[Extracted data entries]
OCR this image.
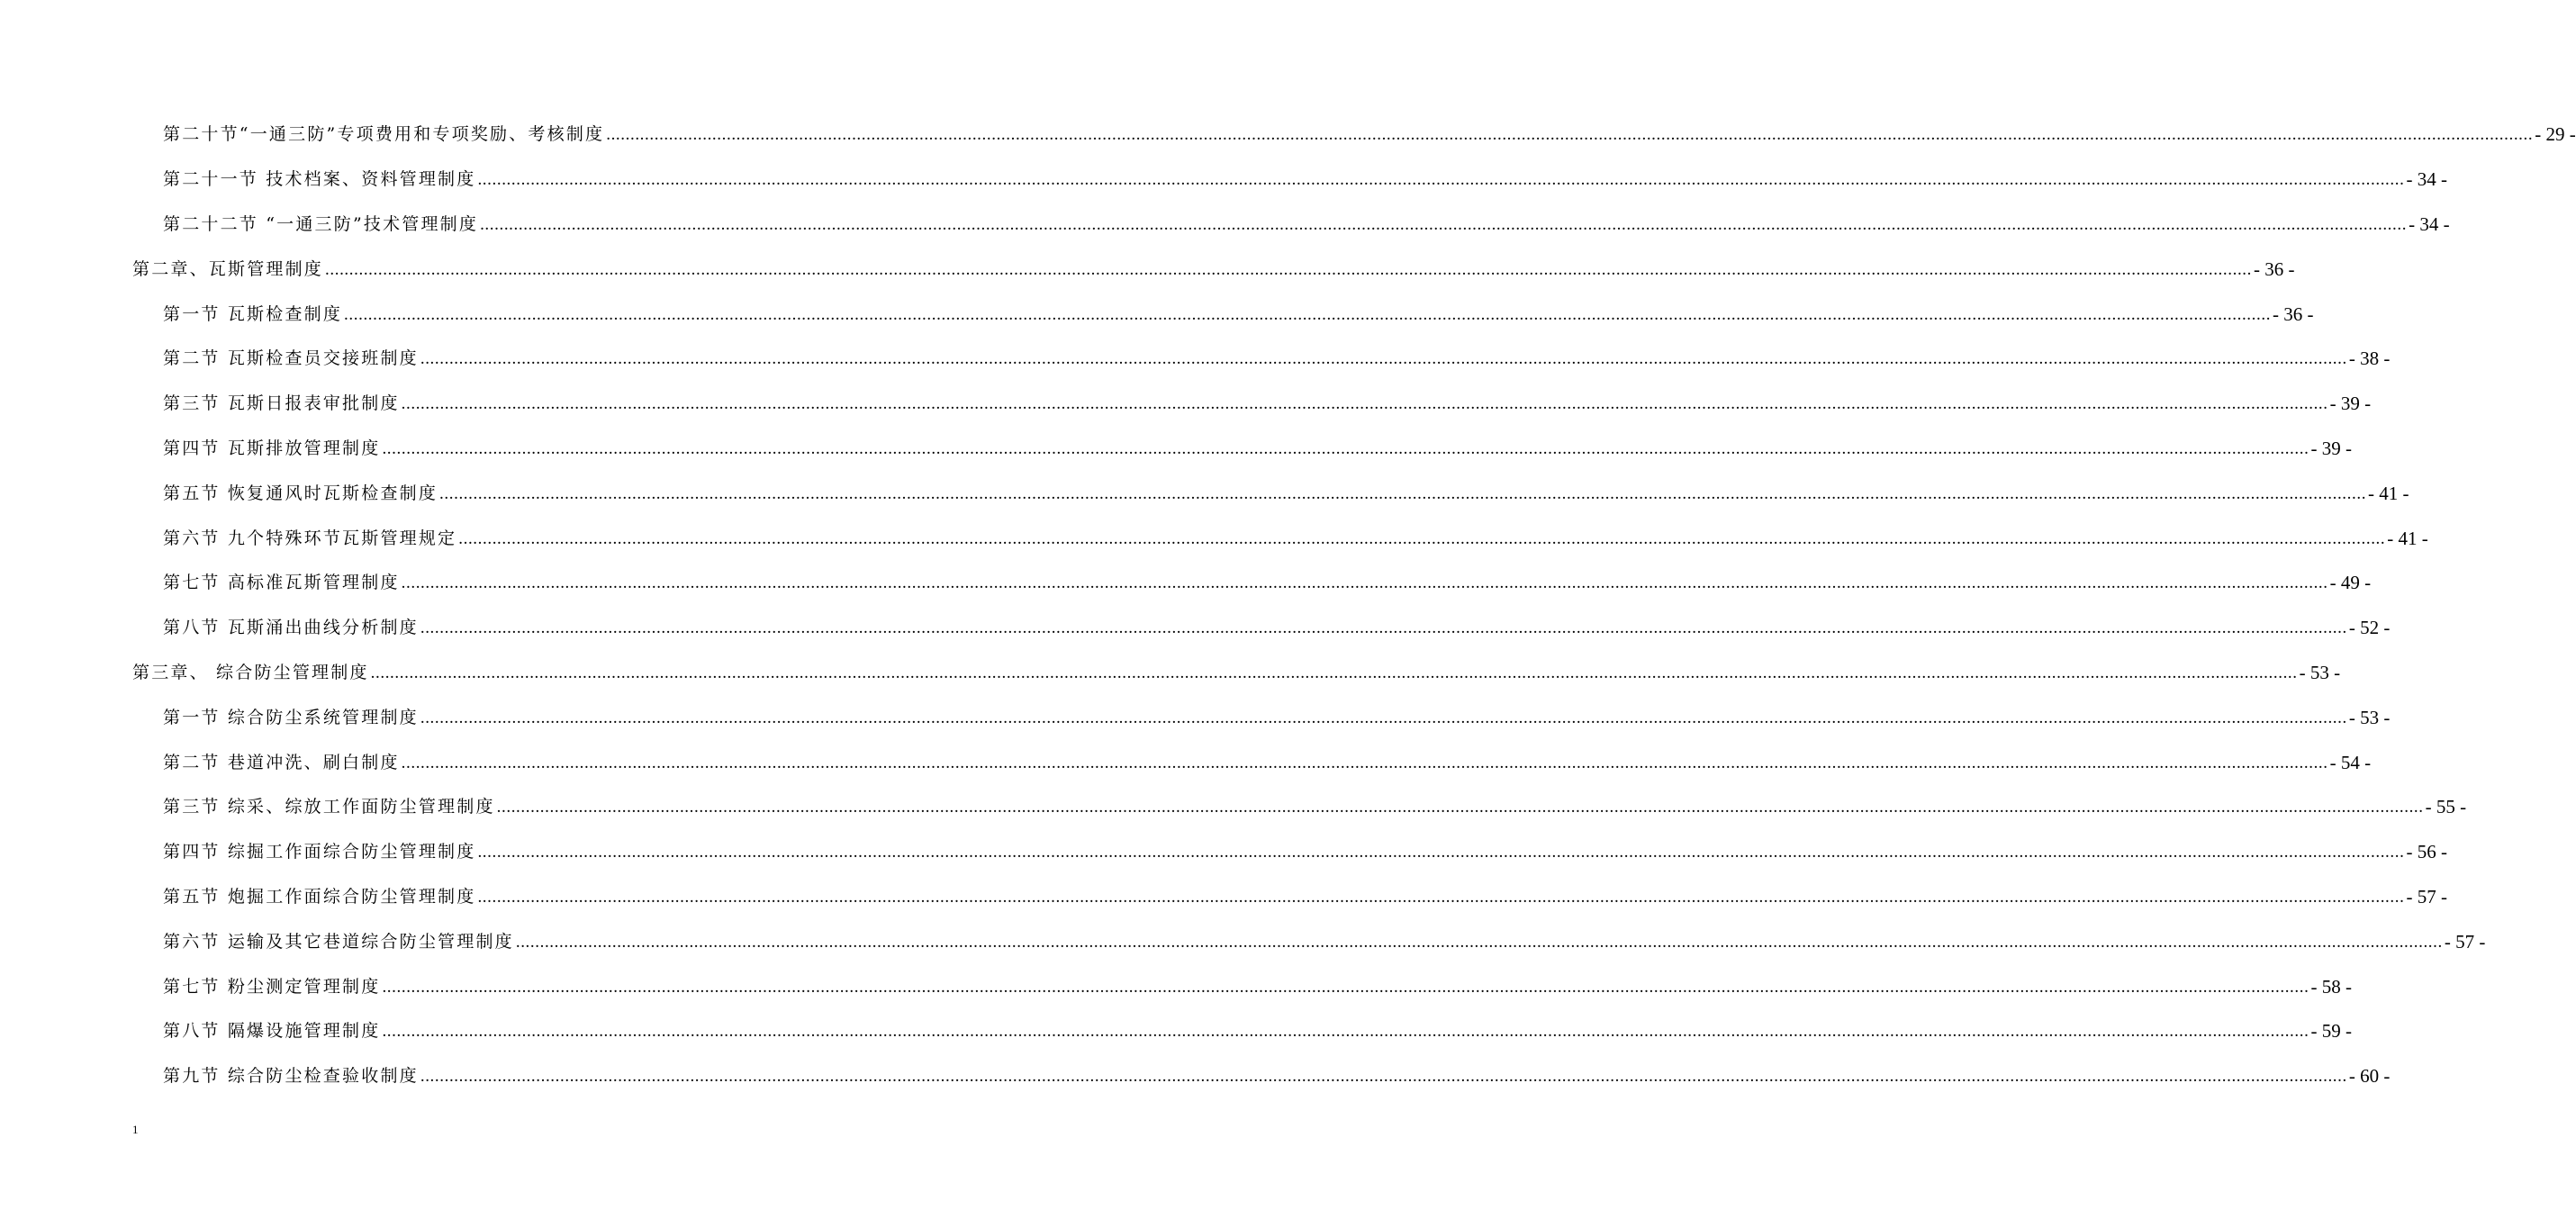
第二十节“一通三防”专项费用和专项奖励、考核制度 ................................................................................................................................................................................................................................................................................................................................................................................................................ - 29 -
第二十一节 技术档案、资料管理制度 ................................................................................................................................................................................................................................................................................................................................................................................................................ - 34 -
第二十二节 “一通三防”技术管理制度 ................................................................................................................................................................................................................................................................................................................................................................................................................ - 34 -
第二章、瓦斯管理制度 ................................................................................................................................................................................................................................................................................................................................................................................................................ - 36 -
第一节 瓦斯检查制度 ................................................................................................................................................................................................................................................................................................................................................................................................................ - 36 -
第二节 瓦斯检查员交接班制度 ................................................................................................................................................................................................................................................................................................................................................................................................................ - 38 -
第三节 瓦斯日报表审批制度 ................................................................................................................................................................................................................................................................................................................................................................................................................ - 39 -
第四节 瓦斯排放管理制度 ................................................................................................................................................................................................................................................................................................................................................................................................................ - 39 -
第五节 恢复通风时瓦斯检查制度 ................................................................................................................................................................................................................................................................................................................................................................................................................ - 41 -
第六节 九个特殊环节瓦斯管理规定 ................................................................................................................................................................................................................................................................................................................................................................................................................ - 41 -
第七节 高标准瓦斯管理制度 ................................................................................................................................................................................................................................................................................................................................................................................................................ - 49 -
第八节 瓦斯涌出曲线分析制度 ................................................................................................................................................................................................................................................................................................................................................................................................................ - 52 -
第三章、 综合防尘管理制度 ................................................................................................................................................................................................................................................................................................................................................................................................................ - 53 -
第一节 综合防尘系统管理制度 ................................................................................................................................................................................................................................................................................................................................................................................................................ - 53 -
第二节 巷道冲洗、刷白制度 ................................................................................................................................................................................................................................................................................................................................................................................................................ - 54 -
第三节 综采、综放工作面防尘管理制度 ................................................................................................................................................................................................................................................................................................................................................................................................................ - 55 -
第四节 综掘工作面综合防尘管理制度 ................................................................................................................................................................................................................................................................................................................................................................................................................ - 56 -
第五节 炮掘工作面综合防尘管理制度 ................................................................................................................................................................................................................................................................................................................................................................................................................ - 57 -
第六节 运输及其它巷道综合防尘管理制度 ................................................................................................................................................................................................................................................................................................................................................................................................................ - 57 -
第七节 粉尘测定管理制度 ................................................................................................................................................................................................................................................................................................................................................................................................................ - 58 -
第八节 隔爆设施管理制度 ................................................................................................................................................................................................................................................................................................................................................................................................................ - 59 -
第九节 综合防尘检查验收制度 ................................................................................................................................................................................................................................................................................................................................................................................................................ - 60 -
1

**EXERCISE DESCRIPTION**: Select the lines that carry the string "一通三防" and copy them.

**RESULT OF THIS EXERCISE**:
第二十节“一通三防”专项费用和专项奖励、考核制度 ................................................................................................................................................................................................................................................................................................................................................................................................................ - 29 -
第二十二节 “一通三防”技术管理制度 ................................................................................................................................................................................................................................................................................................................................................................................................................ - 34 -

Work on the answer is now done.